What you need to do: Here are some records; quote them exactly, leaving out the pictures.
----- Entries shown -----
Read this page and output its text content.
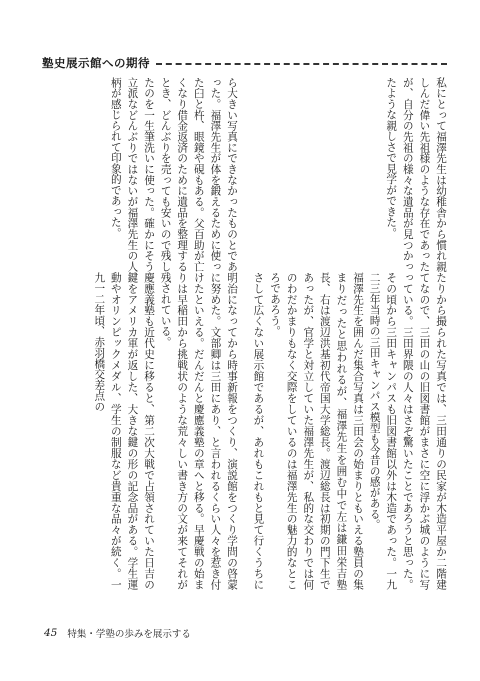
塾史展示館への期待

私にとって福澤先生は幼稚舎から慣れ親しんだ偉い先祖様のような存在であったが、自分の先祖の様々な遺品が見つかったような親しさで見学ができた。

ら大きい写真にできなかったものとであった。福澤先生が体を鍛えるために使った臼と杵、眼鏡や硯もある。父百助が亡くなり借金返済のために遺品を整理するとき、どんぶりを売っても安いので残したのを一生筆洗いに使った。確かにそう立派などんぶりではないが福澤先生の人柄が感じられて印象的であった。

たりから撮られた写真では、三田通りの民家が木造平屋か二階建てなので、三田の山の旧図書館がまさに空に浮かぶ城のように写っている。三田界隈の人々はさぞ驚いたことであろうと思った。その頃から三田キャンパスも旧図書館以外は木造であった。一九二三年当時の三田キャンパス模型も今昔の感がある。

福澤先生を囲んだ集合写真は三田会の始まりともいえる塾員の集まりだったと思われるが、福澤先生を囲む中で左は鎌田栄吉塾長、右は渡辺洪基初代帝国大学総長。渡辺総長は初期の門下生であったが、官学と対立していた福澤先生が、私的な交わりでは何のわだかまりもなく交際をしているのは福澤先生の魅力的なところであろう。

さして広くない展示館であるが、あれもこれもと見て行くうちに

明治になってから時事新報をつくり、演説館をつくり学問の啓蒙に努めた。文部卿は三田にあり、と言われるくらい人々を惹き付けたといえる。だんだんと慶應義塾の章へと移る。早慶戦の始まりは早稲田から挑戦状のような荒々しい書き方の文が来てそれが残されている。

慶應義塾も近代史に移ると、第二次大戦で占領されていた日吉の鍵をアメリカ軍が返した、大きな鍵の形の記念品がある。学生運動やオリンピックメダル、学生の制服など貴重な品々が続く。一九一二年頃、赤羽橋交差点の

45 特集・学塾の歩みを展示する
-----
Finished task:
Read this page and output its text content.
塾史展示館への期待

私にとって福澤先生は幼稚舎から慣れ親しんだ偉い先祖様のような存在であったが、自分の先祖の様々な遺品が見つかったような親しさで見学ができた。

ら大きい写真にできなかったものとであった。福澤先生が体を鍛えるために使った臼と杵、眼鏡や硯もある。父百助が亡くなり借金返済のために遺品を整理するとき、どんぶりを売っても安いので残したのを一生筆洗いに使った。確かにそう立派などんぶりではないが福澤先生の人柄が感じられて印象的であった。

たりから撮られた写真では、三田通りの民家が木造平屋か二階建てなので、三田の山の旧図書館がまさに空に浮かぶ城のように写っている。三田界隈の人々はさぞ驚いたことであろうと思った。その頃から三田キャンパスも旧図書館以外は木造であった。一九二三年当時の三田キャンパス模型も今昔の感がある。

福澤先生を囲んだ集合写真は三田会の始まりともいえる塾員の集まりだったと思われるが、福澤先生を囲む中で左は鎌田栄吉塾長、右は渡辺洪基初代帝国大学総長。渡辺総長は初期の門下生であったが、官学と対立していた福澤先生が、私的な交わりでは何のわだかまりもなく交際をしているのは福澤先生の魅力的なところであろう。

さして広くない展示館であるが、あれもこれもと見て行くうちに

明治になってから時事新報をつくり、演説館をつくり学問の啓蒙に努めた。文部卿は三田にあり、と言われるくらい人々を惹き付けたといえる。だんだんと慶應義塾の章へと移る。早慶戦の始まりは早稲田から挑戦状のような荒々しい書き方の文が来てそれが残されている。

慶應義塾も近代史に移ると、第二次大戦で占領されていた日吉の鍵をアメリカ軍が返した、大きな鍵の形の記念品がある。学生運動やオリンピックメダル、学生の制服など貴重な品々が続く。一九一二年頃、赤羽橋交差点の

45 特集・学塾の歩みを展示する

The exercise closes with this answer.